- _Records provided_:
■ ■ ■ ■ ■ ■ ■

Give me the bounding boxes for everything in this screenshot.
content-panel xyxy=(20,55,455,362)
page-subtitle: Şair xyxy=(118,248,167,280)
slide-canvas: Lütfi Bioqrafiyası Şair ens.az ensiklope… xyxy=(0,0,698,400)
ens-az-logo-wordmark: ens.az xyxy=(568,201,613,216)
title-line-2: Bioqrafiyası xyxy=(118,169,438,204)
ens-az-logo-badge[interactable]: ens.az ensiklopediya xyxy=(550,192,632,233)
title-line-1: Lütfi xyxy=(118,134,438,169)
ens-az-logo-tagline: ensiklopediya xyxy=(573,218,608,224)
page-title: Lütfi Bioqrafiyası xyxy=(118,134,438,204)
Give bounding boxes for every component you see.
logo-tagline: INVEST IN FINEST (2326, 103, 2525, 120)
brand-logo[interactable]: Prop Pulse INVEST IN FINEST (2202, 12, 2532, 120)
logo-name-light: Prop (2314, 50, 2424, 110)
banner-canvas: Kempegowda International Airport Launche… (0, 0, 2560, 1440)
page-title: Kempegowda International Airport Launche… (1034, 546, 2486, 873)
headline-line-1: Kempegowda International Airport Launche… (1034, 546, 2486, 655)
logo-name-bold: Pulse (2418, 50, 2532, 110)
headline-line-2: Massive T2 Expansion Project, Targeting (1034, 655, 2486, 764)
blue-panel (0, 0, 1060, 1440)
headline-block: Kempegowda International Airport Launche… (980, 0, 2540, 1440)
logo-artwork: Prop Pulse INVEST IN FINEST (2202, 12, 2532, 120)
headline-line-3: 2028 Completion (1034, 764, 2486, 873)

■ ■ ■ ■ ■ ■ ■

- _What you are asked to do_:
Output all of the data above again, word for word, without changing or leaving out anything.

- _Full output_:
Give me the bounding boxes for everything in this screenshot.
content-panel xyxy=(20,55,455,362)
page-subtitle: Şair xyxy=(118,248,167,280)
slide-canvas: Lütfi Bioqrafiyası Şair ens.az ensiklope… xyxy=(0,0,698,400)
ens-az-logo-wordmark: ens.az xyxy=(568,201,613,216)
title-line-2: Bioqrafiyası xyxy=(118,169,438,204)
ens-az-logo-badge[interactable]: ens.az ensiklopediya xyxy=(550,192,632,233)
title-line-1: Lütfi xyxy=(118,134,438,169)
ens-az-logo-tagline: ensiklopediya xyxy=(573,218,608,224)
page-title: Lütfi Bioqrafiyası xyxy=(118,134,438,204)
Give bounding boxes for every component you see.
logo-tagline: INVEST IN FINEST (2326, 103, 2525, 120)
brand-logo[interactable]: Prop Pulse INVEST IN FINEST (2202, 12, 2532, 120)
logo-name-light: Prop (2314, 50, 2424, 110)
banner-canvas: Kempegowda International Airport Launche… (0, 0, 2560, 1440)
page-title: Kempegowda International Airport Launche… (1034, 546, 2486, 873)
headline-line-1: Kempegowda International Airport Launche… (1034, 546, 2486, 655)
logo-name-bold: Pulse (2418, 50, 2532, 110)
headline-line-2: Massive T2 Expansion Project, Targeting (1034, 655, 2486, 764)
blue-panel (0, 0, 1060, 1440)
headline-block: Kempegowda International Airport Launche… (980, 0, 2540, 1440)
logo-artwork: Prop Pulse INVEST IN FINEST (2202, 12, 2532, 120)
headline-line-3: 2028 Completion (1034, 764, 2486, 873)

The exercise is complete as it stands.